→ TAREA ASIGNADA
Continúa el texto sobre los discursos extremos de los líderes políticos a partir de su última oración.

→ FRAGMENTO DEL DOCUMENTO
El caso es que salen en masa, aun a riesgo de contagiarse o de contagiar, para pedir la extinción, la desaparición, la aniquilación del «otro». Imponen visiones binarias de «buenos» y «malos». Así no hay forma de construcción social posible, el diálogo es inviable. Y la democracia queda dañada.
Cada vez tenemos más ejemplos de líderes que, con sus discursos extremos, habilitan la violencia. A través de sus palabras promueven la discriminación, la xenofobia, la homofobia, el racismo. Ellos hablan y sus seguidores pasan a los hechos. Se sienten envalentonados para empujar, golpear, gritar y agredir al «enemigo». O para ir a escrachar a jueces y a políticos a sus domicilios.
Uno de los mayores ejemplos es de Donald Trump, quien durante su primera campaña reconoció que añoraba «los buenos tiempos» de la segregación racial en Estados Unidos. Sus frecuentes ataques verbales a los latinos, en especial a los mexicanos, provocaron que muchas personas fueran atacadas en las calles tan sólo por ser latinoamericanas. «Paguen el muro», les gritan todavía hoy los fanáticos de Trump.

[Elementos de una fuente de datos]
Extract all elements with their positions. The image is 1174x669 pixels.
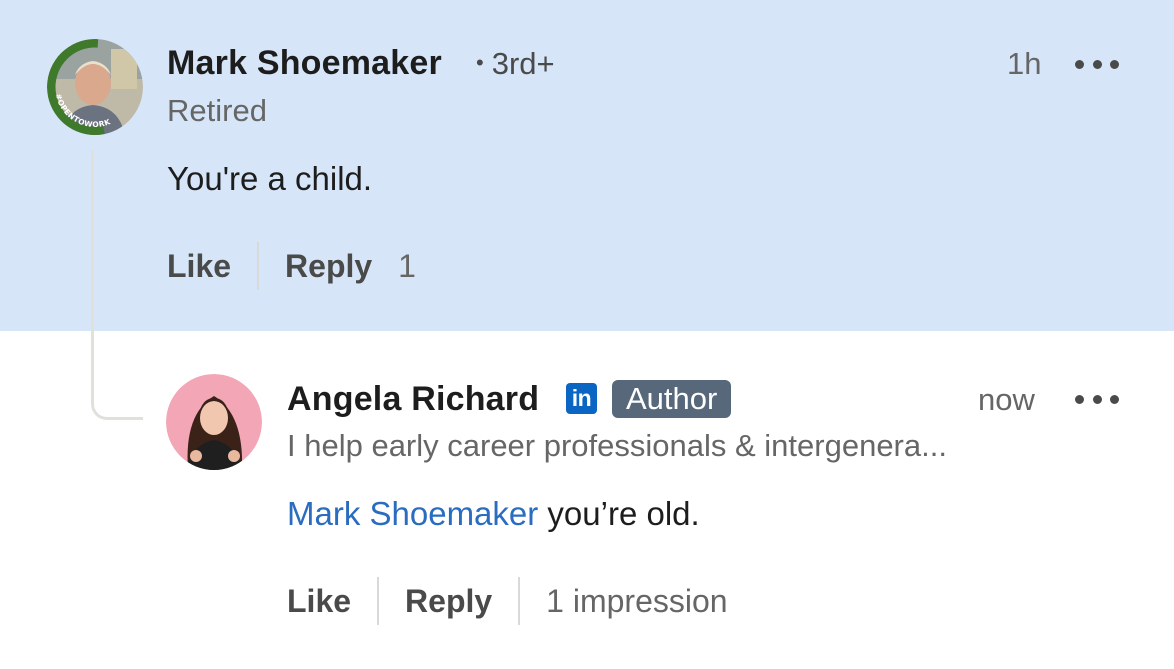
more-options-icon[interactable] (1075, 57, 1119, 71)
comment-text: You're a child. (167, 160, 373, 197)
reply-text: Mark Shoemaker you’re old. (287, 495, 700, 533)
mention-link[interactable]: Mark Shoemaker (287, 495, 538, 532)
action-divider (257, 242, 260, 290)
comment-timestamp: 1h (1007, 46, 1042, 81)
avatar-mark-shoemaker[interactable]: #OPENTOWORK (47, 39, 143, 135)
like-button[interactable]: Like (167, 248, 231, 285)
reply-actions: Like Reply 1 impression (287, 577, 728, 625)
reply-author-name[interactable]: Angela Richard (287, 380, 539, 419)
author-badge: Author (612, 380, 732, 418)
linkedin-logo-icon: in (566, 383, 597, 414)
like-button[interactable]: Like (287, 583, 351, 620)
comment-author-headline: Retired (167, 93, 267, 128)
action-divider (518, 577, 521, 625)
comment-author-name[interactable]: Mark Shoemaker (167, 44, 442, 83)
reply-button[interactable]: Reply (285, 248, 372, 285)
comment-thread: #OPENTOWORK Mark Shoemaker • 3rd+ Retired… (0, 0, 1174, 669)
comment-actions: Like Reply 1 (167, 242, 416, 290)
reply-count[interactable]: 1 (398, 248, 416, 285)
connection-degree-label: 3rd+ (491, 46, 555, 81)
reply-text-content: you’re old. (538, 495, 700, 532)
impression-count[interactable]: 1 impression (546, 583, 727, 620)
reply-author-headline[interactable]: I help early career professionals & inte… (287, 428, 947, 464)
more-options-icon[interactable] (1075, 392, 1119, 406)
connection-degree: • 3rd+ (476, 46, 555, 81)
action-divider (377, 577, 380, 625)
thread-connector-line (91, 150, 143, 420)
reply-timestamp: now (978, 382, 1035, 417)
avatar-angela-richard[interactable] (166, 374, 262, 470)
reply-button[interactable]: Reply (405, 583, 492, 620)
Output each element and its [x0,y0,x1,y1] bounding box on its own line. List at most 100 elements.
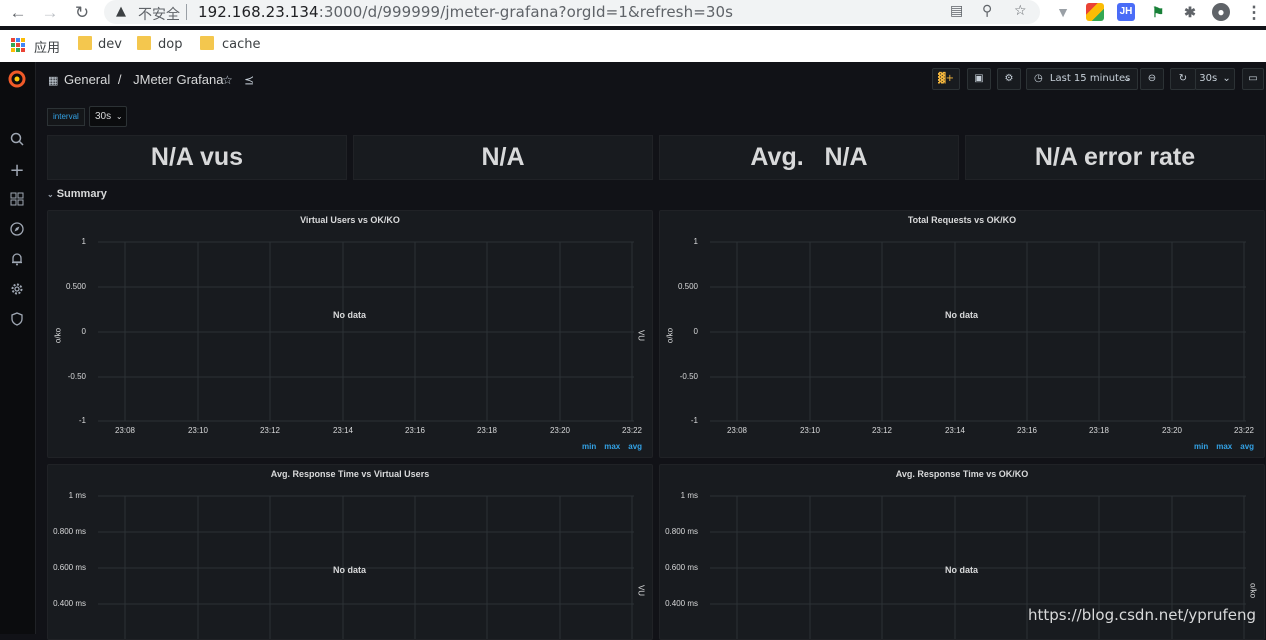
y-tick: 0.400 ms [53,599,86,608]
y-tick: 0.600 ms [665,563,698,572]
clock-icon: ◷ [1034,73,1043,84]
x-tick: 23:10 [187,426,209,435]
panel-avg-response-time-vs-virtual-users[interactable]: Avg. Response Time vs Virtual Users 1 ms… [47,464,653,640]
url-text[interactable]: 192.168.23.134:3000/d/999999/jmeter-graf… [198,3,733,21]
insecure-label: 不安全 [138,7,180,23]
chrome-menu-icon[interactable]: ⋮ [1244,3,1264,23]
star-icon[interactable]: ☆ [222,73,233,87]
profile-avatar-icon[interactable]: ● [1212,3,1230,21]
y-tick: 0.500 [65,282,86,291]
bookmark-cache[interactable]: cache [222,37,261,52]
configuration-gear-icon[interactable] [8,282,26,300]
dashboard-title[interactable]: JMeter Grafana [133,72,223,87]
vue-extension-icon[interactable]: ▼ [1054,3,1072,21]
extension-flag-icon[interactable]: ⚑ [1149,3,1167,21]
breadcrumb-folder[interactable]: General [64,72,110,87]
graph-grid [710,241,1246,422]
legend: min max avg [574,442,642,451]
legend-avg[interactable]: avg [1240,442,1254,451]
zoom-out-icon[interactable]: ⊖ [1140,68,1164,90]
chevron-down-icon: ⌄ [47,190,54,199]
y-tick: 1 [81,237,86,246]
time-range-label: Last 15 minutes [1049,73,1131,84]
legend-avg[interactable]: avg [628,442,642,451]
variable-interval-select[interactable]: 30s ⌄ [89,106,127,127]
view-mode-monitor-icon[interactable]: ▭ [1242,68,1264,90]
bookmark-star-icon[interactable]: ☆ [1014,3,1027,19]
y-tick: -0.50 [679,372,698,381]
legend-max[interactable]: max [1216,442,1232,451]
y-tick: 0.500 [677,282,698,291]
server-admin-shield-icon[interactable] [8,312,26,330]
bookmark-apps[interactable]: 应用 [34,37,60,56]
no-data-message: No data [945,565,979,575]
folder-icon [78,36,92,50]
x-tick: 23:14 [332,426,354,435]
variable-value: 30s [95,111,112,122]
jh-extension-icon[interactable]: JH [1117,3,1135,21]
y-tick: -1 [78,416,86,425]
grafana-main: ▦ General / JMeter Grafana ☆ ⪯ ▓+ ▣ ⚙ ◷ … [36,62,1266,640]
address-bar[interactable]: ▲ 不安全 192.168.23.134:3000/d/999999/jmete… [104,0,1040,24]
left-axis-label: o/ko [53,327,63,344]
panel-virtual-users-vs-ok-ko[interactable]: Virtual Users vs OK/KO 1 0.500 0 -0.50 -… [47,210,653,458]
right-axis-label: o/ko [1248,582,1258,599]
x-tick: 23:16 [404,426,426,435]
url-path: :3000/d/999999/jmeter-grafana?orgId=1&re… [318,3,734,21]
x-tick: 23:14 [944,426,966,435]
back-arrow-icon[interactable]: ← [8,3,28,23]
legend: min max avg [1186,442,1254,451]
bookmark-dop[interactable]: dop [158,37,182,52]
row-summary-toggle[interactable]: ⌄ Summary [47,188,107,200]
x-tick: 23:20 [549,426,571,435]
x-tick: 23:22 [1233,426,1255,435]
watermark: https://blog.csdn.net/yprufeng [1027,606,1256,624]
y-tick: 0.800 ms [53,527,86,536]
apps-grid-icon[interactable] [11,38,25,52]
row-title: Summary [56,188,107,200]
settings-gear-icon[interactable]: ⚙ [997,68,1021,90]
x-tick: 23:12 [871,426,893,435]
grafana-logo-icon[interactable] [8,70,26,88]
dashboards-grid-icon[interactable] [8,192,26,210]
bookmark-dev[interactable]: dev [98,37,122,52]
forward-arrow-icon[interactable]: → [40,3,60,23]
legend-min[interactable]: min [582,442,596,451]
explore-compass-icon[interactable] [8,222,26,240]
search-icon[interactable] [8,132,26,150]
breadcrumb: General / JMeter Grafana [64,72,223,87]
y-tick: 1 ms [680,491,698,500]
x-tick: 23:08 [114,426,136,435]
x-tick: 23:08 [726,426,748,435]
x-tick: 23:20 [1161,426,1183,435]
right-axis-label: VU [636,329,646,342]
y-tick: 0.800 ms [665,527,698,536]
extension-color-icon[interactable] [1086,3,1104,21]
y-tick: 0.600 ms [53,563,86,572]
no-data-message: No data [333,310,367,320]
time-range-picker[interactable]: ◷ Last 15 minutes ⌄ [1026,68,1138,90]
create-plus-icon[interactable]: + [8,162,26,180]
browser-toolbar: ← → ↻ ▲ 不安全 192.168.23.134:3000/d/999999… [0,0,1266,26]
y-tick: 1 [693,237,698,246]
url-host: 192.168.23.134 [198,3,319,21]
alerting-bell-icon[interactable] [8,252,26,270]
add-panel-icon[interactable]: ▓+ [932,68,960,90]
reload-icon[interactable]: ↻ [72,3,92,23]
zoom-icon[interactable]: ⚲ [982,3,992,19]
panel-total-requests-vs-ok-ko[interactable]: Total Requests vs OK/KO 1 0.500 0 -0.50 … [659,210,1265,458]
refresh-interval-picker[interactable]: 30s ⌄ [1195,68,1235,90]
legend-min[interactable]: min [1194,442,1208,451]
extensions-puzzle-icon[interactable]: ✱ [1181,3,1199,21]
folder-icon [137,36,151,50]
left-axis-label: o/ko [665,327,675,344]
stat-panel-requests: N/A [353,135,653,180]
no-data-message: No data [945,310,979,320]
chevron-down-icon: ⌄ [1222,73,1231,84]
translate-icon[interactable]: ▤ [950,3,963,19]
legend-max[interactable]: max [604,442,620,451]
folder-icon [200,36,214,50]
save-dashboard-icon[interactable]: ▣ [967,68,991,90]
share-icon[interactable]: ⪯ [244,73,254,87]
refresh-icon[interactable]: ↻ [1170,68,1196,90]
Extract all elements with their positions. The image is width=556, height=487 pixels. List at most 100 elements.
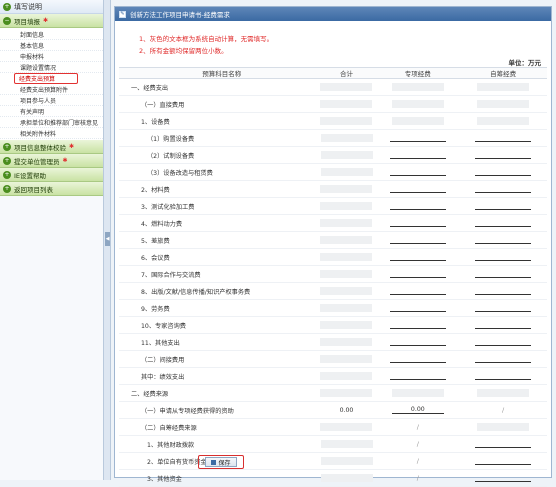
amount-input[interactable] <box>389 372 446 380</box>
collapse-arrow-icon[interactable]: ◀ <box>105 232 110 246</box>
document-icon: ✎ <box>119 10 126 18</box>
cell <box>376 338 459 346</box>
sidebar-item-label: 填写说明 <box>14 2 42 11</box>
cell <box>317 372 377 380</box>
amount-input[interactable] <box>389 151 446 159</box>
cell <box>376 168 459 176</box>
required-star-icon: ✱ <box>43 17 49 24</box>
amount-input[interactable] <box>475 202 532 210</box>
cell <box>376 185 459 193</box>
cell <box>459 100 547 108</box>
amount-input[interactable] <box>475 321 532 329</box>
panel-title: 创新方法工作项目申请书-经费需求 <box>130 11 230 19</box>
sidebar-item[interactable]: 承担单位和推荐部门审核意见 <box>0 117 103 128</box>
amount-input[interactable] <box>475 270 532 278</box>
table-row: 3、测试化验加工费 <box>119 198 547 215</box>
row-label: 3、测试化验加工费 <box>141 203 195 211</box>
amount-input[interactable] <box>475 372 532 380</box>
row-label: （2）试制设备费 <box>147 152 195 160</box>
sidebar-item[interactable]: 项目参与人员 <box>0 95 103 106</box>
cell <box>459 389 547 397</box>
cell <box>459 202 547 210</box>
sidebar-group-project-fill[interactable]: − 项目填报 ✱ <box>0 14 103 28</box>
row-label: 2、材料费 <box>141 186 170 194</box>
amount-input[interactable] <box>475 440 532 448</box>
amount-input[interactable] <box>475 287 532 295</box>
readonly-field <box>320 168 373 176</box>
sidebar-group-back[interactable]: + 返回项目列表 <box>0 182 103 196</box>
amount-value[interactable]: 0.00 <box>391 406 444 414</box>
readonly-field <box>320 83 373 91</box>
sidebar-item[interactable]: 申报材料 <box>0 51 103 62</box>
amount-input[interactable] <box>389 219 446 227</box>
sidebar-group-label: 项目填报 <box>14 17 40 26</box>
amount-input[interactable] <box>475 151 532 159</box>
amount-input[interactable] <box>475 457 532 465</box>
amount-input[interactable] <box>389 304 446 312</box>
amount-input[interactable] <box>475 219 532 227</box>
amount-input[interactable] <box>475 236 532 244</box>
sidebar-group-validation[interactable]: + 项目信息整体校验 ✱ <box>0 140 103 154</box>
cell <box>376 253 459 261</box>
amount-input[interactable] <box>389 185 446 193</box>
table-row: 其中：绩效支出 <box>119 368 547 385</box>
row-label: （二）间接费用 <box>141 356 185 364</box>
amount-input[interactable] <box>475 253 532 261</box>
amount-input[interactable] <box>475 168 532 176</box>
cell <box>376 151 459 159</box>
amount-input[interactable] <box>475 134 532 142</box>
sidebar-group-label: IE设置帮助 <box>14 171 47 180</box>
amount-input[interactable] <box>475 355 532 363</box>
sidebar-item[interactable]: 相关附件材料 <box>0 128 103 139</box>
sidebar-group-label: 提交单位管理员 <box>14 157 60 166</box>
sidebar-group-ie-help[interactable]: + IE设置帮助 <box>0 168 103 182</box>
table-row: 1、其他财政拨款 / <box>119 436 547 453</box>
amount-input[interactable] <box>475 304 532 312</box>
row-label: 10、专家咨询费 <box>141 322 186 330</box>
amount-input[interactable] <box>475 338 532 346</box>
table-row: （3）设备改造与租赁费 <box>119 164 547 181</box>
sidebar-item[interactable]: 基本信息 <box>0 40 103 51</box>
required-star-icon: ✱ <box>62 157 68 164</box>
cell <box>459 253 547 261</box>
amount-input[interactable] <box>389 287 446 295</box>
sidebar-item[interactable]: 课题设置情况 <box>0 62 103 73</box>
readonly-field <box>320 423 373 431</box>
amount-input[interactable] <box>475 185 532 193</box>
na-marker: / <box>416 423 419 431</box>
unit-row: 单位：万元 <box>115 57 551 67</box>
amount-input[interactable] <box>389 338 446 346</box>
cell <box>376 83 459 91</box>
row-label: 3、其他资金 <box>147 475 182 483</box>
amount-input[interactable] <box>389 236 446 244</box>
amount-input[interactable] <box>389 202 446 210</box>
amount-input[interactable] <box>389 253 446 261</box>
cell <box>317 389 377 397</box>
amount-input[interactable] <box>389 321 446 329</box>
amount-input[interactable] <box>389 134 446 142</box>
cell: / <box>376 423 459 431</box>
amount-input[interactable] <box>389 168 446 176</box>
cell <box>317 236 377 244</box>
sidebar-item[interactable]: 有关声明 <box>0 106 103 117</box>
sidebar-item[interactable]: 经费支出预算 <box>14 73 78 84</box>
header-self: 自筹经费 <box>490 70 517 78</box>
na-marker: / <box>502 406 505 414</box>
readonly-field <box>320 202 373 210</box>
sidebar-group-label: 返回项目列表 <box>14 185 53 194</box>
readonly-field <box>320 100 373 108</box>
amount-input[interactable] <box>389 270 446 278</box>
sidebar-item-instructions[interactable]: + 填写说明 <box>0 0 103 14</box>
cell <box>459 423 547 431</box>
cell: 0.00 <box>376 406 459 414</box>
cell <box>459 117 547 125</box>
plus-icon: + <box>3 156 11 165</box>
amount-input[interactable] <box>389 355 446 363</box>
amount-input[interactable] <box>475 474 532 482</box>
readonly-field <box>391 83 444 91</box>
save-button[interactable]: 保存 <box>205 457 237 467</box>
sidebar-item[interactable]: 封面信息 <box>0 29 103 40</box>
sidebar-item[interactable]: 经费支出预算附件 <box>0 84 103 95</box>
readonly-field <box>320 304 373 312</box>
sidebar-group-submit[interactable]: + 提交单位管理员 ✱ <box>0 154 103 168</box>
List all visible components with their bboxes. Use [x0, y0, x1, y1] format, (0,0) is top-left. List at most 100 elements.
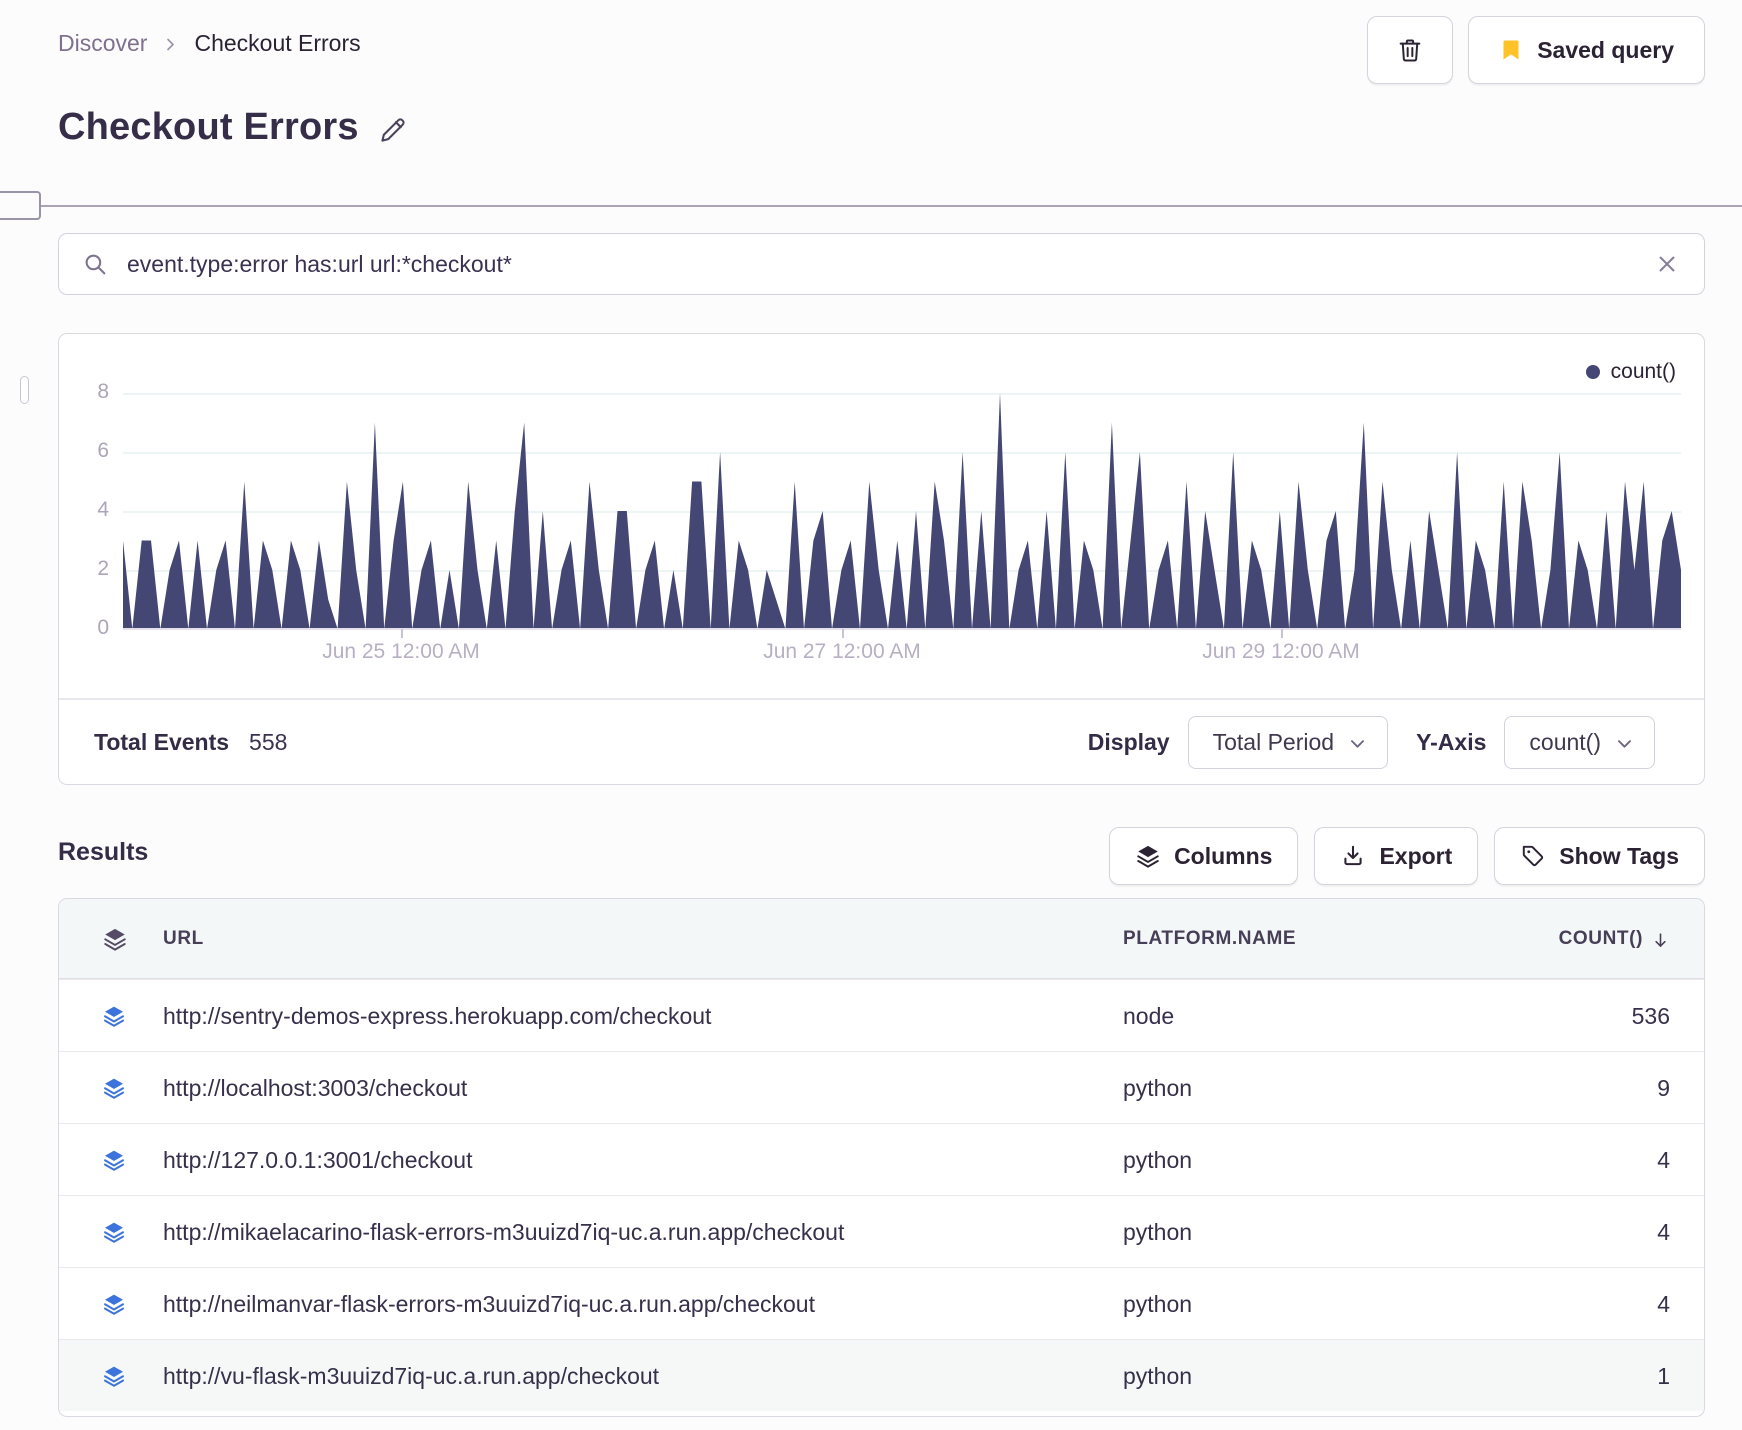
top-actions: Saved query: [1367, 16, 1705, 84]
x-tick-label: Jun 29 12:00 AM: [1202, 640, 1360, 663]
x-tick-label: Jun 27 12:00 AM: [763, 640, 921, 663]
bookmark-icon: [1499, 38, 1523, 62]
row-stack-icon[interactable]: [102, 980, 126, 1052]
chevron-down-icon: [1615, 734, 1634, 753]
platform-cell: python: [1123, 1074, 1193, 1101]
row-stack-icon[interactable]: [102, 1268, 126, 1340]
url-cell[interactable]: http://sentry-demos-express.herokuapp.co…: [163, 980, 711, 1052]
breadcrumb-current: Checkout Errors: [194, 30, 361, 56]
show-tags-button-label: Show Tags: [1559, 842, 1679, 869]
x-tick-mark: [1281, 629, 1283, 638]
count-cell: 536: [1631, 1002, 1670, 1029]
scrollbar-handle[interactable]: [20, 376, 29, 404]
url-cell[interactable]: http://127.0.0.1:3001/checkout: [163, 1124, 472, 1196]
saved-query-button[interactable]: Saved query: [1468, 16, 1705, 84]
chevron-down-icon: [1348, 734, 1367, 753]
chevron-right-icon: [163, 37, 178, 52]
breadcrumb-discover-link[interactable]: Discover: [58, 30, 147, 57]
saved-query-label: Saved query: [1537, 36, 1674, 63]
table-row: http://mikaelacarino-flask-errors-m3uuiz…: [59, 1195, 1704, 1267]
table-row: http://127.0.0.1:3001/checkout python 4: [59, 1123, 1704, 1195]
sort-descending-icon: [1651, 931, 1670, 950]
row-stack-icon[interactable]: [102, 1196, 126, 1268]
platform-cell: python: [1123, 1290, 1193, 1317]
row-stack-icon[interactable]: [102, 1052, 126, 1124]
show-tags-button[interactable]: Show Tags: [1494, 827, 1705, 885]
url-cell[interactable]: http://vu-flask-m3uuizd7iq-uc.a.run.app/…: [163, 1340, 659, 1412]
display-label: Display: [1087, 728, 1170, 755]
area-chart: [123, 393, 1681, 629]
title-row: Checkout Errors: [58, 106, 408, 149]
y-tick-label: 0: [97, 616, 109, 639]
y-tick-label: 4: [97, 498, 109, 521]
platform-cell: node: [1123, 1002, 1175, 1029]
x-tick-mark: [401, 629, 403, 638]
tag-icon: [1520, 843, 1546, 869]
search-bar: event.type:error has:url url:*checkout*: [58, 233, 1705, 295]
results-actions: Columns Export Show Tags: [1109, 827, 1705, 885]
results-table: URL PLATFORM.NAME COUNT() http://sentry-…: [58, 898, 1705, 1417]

→ RESULTADO DEL EJERCICIO
El caso más extremo ocurrió en agosto de 2019, cuando el supremacista Patrick Wood se dirigió a un Walmart en El Paso, Texas, que, como siempre, estaba colmado de hispanos. Les disparó y asesinó a 22 personas. Es fácil entender por qué desde que Trump comenzó a gobernar las denuncias por ataques de odio en Estados Unidos aumentaron más del 60%.
Más cerca tenemos a Jair Bolsonaro, el presidente de Brasil que sigue gobernando con las armas como símbolo, con sus permanentes discursos contra mujeres, negros, indígenas y la comunidad LGBTIQ. O a Jeanine Áñez, la presidenta de facto de Bolivia que, cuando asumió, borró sus tuits contra las comunidades indígenas. Es la misma que mostró un video de la «fastuosa» Casa del Pueblo donde vivía Evo Morales, que de lujosa no tenía nada. El mensaje real era que un indígena no merecía tener ni una cama.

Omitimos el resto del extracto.